» **Data shown**
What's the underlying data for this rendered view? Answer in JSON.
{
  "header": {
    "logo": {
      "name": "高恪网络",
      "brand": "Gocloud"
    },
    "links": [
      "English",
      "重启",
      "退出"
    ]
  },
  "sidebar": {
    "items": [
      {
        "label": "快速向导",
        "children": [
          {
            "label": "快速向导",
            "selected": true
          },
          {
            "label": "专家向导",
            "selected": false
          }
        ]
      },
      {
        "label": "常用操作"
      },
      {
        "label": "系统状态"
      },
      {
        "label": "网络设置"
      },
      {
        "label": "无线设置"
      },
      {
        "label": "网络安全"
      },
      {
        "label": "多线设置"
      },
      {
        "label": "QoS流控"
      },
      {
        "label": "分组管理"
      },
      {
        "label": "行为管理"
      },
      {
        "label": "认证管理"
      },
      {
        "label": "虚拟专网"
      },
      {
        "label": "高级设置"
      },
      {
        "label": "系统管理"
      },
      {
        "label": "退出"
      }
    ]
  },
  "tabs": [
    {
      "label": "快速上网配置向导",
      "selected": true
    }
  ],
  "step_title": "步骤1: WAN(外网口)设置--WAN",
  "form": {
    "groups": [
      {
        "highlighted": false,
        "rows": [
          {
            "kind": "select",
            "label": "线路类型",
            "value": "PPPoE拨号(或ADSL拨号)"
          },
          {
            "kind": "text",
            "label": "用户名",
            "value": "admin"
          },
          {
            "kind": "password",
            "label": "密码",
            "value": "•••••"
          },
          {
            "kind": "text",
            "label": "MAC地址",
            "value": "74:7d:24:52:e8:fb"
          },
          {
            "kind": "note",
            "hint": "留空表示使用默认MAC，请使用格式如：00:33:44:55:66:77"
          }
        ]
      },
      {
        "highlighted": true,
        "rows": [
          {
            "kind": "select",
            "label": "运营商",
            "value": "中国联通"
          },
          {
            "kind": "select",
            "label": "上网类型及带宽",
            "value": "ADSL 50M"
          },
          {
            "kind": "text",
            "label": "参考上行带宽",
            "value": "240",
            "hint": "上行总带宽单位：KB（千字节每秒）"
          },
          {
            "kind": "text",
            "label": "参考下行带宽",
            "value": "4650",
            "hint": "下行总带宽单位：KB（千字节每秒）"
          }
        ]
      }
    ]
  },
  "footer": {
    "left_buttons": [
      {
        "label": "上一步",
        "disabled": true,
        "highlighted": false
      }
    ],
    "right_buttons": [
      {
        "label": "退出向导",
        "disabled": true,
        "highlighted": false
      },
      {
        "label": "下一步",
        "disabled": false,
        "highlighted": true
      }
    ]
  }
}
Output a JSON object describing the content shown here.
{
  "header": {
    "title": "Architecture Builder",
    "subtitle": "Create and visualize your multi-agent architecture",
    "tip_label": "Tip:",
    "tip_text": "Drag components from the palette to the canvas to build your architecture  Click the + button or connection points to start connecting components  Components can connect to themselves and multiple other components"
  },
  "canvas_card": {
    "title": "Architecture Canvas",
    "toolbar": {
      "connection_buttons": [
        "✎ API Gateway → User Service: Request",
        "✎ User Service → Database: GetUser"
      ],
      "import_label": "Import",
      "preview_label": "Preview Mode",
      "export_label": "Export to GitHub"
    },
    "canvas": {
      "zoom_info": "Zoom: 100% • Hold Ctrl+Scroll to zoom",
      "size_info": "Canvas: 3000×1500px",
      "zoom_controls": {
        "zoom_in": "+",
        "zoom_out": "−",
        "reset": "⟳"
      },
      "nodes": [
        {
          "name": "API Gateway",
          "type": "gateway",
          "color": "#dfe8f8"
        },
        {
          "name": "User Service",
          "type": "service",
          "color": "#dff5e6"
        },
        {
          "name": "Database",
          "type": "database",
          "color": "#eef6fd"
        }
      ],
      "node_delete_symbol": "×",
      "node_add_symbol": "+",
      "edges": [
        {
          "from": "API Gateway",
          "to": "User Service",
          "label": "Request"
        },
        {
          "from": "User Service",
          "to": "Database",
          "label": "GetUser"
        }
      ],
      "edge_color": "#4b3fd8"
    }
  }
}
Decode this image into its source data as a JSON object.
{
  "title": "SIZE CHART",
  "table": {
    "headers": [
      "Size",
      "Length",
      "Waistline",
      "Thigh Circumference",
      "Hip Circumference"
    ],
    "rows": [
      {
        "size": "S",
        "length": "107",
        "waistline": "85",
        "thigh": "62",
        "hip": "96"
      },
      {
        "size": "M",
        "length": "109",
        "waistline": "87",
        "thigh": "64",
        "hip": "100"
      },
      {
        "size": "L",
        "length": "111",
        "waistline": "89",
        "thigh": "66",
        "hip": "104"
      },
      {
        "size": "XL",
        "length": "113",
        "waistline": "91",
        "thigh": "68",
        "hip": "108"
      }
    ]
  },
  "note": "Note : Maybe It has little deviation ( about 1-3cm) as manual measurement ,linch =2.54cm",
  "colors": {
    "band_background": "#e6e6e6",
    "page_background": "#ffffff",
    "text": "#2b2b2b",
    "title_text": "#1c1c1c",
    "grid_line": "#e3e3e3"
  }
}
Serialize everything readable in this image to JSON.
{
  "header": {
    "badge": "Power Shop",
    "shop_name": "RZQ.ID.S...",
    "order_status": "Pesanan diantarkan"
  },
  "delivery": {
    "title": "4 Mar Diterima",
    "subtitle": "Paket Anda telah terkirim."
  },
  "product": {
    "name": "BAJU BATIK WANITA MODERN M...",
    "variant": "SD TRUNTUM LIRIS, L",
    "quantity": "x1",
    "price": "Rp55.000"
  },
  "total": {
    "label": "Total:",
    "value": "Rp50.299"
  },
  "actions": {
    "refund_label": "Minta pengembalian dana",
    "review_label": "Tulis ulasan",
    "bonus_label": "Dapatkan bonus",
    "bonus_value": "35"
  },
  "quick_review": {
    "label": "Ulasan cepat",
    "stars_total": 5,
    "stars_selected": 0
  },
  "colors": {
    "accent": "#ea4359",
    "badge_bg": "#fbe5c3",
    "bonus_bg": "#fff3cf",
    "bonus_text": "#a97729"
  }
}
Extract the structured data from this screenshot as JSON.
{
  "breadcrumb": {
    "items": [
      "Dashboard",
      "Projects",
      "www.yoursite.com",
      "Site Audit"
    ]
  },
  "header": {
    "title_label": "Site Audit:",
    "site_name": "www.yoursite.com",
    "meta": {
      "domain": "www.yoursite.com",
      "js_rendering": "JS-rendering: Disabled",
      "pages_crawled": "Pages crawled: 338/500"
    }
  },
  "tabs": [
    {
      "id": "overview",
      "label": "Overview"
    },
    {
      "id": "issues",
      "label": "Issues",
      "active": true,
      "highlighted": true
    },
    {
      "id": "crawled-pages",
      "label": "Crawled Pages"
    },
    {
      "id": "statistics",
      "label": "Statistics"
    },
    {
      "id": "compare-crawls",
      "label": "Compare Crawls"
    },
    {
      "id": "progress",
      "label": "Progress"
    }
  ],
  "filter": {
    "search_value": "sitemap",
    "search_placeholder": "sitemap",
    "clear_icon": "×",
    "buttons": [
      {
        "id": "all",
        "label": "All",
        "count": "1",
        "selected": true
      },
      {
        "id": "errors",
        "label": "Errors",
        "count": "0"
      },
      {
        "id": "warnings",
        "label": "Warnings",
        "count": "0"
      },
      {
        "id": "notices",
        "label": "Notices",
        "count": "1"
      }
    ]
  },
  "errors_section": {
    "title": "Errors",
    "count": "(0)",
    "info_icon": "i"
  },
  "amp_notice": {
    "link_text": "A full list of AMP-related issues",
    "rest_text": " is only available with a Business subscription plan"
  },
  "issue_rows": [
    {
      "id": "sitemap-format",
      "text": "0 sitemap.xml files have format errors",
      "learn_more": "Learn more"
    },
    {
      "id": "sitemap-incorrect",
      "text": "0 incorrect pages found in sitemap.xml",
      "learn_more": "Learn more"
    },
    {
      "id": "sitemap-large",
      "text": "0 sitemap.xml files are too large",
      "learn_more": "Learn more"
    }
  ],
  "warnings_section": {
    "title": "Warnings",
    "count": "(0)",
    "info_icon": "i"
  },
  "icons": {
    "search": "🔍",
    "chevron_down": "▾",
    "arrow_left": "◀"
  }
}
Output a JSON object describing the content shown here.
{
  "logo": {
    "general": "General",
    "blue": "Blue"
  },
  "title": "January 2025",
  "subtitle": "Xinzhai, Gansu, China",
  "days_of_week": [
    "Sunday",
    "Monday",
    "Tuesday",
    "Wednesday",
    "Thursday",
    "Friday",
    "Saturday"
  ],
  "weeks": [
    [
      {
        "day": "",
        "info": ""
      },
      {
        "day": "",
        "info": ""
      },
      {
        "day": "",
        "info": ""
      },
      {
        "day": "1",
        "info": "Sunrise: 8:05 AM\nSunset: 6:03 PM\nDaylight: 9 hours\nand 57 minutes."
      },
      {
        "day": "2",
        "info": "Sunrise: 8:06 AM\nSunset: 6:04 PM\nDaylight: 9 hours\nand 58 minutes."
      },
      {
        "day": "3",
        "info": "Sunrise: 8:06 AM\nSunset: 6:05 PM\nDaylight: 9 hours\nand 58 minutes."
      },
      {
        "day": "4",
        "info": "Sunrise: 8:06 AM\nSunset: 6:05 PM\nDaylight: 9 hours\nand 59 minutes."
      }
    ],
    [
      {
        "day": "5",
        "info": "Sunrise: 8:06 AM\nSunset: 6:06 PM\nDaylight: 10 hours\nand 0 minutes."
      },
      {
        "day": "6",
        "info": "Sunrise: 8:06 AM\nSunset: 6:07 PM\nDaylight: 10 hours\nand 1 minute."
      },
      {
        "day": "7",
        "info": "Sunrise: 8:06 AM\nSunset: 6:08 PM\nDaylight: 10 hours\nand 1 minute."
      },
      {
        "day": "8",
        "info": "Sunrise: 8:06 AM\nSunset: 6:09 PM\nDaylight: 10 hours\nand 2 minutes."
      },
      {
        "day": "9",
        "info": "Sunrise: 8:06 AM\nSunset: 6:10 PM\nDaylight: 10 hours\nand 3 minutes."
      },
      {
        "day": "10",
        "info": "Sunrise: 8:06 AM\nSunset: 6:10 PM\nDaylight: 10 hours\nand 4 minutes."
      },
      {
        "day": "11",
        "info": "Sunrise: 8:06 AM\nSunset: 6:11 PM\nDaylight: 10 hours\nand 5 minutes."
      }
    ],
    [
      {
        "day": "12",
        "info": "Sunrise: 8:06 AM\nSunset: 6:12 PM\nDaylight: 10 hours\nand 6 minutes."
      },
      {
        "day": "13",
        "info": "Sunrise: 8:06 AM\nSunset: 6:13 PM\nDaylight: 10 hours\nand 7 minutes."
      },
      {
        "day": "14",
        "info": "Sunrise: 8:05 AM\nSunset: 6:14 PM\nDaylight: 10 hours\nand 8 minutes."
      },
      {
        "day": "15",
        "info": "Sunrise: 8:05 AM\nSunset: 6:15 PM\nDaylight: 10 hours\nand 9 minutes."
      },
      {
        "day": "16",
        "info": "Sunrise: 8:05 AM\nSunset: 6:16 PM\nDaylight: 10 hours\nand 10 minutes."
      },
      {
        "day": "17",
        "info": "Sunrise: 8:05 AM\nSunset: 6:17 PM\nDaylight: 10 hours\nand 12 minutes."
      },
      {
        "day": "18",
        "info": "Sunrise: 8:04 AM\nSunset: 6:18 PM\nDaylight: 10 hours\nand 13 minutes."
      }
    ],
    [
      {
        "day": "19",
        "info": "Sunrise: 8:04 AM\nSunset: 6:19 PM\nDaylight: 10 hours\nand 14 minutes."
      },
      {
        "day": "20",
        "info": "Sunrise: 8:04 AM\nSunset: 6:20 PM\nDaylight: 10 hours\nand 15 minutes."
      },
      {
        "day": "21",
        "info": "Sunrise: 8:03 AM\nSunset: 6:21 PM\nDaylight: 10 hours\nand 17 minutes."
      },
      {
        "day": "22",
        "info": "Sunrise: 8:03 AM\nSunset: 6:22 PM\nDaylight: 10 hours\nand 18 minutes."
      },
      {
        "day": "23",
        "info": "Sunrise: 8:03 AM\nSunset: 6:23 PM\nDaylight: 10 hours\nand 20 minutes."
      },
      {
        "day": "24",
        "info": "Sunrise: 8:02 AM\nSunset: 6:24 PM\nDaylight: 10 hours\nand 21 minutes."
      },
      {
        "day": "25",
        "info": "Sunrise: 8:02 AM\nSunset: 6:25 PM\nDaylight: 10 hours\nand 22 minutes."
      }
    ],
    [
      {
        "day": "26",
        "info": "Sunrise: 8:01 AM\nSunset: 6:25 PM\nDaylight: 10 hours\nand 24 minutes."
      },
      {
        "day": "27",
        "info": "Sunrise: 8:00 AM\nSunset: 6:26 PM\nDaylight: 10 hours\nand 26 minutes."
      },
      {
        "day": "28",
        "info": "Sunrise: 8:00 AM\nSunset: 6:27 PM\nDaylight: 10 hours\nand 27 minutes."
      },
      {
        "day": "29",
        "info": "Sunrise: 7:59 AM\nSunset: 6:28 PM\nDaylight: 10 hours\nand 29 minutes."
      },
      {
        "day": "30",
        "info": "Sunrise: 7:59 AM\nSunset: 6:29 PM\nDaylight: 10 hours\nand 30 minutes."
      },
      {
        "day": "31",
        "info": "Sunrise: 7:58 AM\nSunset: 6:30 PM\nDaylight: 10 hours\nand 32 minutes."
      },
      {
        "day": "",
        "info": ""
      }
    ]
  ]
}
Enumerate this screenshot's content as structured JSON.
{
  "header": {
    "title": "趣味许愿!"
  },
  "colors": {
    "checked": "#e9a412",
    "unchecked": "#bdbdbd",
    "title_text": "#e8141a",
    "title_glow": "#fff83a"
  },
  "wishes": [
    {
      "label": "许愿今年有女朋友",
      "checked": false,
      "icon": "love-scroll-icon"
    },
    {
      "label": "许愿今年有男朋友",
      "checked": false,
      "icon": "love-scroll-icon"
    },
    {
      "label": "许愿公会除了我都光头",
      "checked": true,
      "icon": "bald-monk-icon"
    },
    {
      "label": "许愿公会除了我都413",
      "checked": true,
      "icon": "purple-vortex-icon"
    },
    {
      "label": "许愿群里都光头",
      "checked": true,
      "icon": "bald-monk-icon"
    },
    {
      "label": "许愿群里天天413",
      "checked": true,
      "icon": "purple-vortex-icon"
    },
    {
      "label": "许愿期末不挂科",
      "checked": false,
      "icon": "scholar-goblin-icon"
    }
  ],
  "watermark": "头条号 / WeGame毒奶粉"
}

» **Set exercise**
Pick out the lines containing the string "structured" and show them.

» **Correct response**
Extract the structured data from this screenshot as JSON.
Enumerate this screenshot's content as structured JSON.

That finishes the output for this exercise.